### Challenge
Reproduce the lines verbatim, starting with the first line and ending with the line containing "expand-icon[interactable] xyxy=(20,264,29,273)", both included.
=== Material provided ===
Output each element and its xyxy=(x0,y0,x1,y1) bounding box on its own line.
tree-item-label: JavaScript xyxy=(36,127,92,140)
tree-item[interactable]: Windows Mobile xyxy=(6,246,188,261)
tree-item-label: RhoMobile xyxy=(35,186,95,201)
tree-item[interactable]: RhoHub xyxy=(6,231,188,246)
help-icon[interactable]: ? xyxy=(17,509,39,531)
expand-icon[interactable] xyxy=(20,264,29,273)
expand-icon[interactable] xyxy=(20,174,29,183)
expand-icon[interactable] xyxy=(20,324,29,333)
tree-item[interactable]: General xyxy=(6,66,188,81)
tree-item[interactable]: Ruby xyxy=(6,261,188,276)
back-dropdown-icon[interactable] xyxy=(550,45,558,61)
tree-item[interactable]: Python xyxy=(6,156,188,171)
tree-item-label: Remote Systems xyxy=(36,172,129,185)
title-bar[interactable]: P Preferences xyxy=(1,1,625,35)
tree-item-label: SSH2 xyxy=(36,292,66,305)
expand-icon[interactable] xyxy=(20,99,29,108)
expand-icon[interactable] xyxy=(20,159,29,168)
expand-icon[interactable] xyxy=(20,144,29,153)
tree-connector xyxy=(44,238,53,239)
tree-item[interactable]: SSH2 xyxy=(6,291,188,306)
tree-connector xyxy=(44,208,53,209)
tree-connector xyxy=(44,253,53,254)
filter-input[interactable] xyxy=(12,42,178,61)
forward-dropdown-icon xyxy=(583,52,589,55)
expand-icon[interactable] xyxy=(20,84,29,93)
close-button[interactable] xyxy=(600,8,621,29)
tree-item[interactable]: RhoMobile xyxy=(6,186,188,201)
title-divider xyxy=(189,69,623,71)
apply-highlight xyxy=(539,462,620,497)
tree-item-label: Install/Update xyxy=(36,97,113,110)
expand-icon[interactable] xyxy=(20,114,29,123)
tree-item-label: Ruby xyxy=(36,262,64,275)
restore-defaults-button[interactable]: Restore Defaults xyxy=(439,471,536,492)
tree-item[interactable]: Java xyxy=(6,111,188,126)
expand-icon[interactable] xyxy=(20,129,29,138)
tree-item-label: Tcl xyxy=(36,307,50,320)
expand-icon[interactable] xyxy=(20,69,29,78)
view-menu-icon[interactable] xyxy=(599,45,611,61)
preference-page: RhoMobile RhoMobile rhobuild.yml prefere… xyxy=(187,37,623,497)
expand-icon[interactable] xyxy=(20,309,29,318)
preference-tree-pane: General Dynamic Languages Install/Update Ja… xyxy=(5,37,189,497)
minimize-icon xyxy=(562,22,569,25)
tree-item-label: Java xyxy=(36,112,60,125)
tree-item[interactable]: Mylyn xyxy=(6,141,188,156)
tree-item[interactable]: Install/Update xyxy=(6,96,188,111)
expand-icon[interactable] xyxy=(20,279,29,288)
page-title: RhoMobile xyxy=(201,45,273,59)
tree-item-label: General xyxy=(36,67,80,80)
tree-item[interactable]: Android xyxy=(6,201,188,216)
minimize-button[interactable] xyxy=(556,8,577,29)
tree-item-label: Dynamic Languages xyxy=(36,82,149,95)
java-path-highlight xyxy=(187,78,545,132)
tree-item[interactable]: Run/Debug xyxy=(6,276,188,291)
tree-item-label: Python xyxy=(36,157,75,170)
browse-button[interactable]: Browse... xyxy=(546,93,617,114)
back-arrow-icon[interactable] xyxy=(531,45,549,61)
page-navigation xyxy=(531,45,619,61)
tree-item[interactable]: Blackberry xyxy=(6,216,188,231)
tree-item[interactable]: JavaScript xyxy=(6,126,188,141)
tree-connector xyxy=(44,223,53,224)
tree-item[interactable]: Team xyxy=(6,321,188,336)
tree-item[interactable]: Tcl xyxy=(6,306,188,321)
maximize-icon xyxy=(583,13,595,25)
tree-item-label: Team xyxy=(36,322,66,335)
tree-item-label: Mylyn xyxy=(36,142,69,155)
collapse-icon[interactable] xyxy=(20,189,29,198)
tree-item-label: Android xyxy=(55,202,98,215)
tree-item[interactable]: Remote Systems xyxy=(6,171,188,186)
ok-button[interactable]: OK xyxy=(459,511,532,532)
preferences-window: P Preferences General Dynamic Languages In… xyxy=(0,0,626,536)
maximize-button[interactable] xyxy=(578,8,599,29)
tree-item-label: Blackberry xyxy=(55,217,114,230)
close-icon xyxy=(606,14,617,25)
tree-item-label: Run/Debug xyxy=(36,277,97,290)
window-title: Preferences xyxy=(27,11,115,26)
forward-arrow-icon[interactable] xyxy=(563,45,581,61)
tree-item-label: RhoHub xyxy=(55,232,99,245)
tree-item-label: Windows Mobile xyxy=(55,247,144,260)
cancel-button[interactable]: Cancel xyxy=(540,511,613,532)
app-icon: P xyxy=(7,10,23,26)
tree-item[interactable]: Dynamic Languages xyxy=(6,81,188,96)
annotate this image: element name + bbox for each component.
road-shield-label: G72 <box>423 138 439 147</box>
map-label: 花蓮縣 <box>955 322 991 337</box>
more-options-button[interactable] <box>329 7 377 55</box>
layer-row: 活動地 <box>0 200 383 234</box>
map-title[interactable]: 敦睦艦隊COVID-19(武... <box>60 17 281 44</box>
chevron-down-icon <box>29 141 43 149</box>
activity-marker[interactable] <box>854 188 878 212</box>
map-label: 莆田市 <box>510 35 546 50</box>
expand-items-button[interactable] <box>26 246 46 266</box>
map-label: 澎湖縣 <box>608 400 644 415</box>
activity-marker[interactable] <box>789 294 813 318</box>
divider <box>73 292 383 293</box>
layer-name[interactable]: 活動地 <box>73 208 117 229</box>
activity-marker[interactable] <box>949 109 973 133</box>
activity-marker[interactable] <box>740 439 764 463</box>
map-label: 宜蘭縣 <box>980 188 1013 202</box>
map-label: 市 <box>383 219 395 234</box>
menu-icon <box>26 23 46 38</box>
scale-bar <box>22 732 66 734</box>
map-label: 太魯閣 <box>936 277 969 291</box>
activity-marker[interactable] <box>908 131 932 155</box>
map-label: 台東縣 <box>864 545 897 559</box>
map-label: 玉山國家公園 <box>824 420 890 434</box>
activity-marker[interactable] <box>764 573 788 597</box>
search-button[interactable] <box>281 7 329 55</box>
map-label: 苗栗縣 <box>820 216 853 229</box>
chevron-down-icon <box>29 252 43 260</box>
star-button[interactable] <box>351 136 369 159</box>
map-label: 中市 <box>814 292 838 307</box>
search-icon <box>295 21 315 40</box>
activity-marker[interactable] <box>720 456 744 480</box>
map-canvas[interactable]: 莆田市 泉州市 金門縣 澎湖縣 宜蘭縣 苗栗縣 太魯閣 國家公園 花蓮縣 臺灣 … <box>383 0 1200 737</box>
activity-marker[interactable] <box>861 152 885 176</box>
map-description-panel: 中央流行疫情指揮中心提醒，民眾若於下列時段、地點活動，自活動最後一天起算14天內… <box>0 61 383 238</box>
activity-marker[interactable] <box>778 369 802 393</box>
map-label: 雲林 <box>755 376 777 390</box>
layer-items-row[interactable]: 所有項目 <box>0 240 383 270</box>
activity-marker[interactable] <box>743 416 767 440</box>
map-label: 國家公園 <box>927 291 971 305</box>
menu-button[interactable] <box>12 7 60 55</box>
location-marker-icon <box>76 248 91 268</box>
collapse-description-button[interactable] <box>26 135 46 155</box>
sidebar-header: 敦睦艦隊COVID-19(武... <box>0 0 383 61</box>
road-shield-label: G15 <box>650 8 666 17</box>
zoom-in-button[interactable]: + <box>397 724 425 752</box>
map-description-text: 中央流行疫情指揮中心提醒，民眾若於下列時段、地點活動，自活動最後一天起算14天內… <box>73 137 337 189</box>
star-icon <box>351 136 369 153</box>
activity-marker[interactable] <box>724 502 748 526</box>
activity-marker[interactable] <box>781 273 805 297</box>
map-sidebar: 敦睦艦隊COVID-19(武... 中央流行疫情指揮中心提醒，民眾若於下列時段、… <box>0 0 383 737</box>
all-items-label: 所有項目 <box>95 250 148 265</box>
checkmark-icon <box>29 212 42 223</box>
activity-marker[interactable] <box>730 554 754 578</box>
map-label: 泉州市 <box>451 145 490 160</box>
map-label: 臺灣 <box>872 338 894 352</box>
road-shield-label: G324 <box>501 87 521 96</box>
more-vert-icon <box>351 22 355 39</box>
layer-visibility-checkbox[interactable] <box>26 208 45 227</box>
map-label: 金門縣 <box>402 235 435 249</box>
===
### Output for this task
Output each element and its xyxy=(x0,y0,x1,y1) bounding box on its own line.
tree-item-label: JavaScript xyxy=(36,127,92,140)
tree-item[interactable]: Windows Mobile xyxy=(6,246,188,261)
tree-item-label: RhoMobile xyxy=(35,186,95,201)
tree-item[interactable]: RhoHub xyxy=(6,231,188,246)
help-icon[interactable]: ? xyxy=(17,509,39,531)
expand-icon[interactable] xyxy=(20,264,29,273)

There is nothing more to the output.